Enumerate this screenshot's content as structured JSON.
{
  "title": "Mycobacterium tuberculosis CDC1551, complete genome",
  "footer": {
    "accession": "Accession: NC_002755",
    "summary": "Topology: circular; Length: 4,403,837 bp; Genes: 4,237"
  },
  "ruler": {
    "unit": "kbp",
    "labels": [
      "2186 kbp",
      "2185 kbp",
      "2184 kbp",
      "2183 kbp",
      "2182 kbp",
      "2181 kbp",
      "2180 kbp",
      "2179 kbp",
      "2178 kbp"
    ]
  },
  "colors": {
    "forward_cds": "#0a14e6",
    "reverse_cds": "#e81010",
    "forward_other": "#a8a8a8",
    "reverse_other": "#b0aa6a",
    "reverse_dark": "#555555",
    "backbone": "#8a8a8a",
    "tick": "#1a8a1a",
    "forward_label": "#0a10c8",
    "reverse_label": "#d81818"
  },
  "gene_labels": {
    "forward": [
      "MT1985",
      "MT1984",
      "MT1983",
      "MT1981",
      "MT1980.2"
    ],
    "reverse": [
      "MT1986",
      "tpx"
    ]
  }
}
————————
* Problem:
Write out every record, exactly as written.

* Result of this task:
Enumerate this screenshot's content as structured JSON.
{
  "title": "Mycobacterium tuberculosis CDC1551, complete genome",
  "footer": {
    "accession": "Accession: NC_002755",
    "summary": "Topology: circular; Length: 4,403,837 bp; Genes: 4,237"
  },
  "ruler": {
    "unit": "kbp",
    "labels": [
      "2186 kbp",
      "2185 kbp",
      "2184 kbp",
      "2183 kbp",
      "2182 kbp",
      "2181 kbp",
      "2180 kbp",
      "2179 kbp",
      "2178 kbp"
    ]
  },
  "colors": {
    "forward_cds": "#0a14e6",
    "reverse_cds": "#e81010",
    "forward_other": "#a8a8a8",
    "reverse_other": "#b0aa6a",
    "reverse_dark": "#555555",
    "backbone": "#8a8a8a",
    "tick": "#1a8a1a",
    "forward_label": "#0a10c8",
    "reverse_label": "#d81818"
  },
  "gene_labels": {
    "forward": [
      "MT1985",
      "MT1984",
      "MT1983",
      "MT1981",
      "MT1980.2"
    ],
    "reverse": [
      "MT1986",
      "tpx"
    ]
  }
}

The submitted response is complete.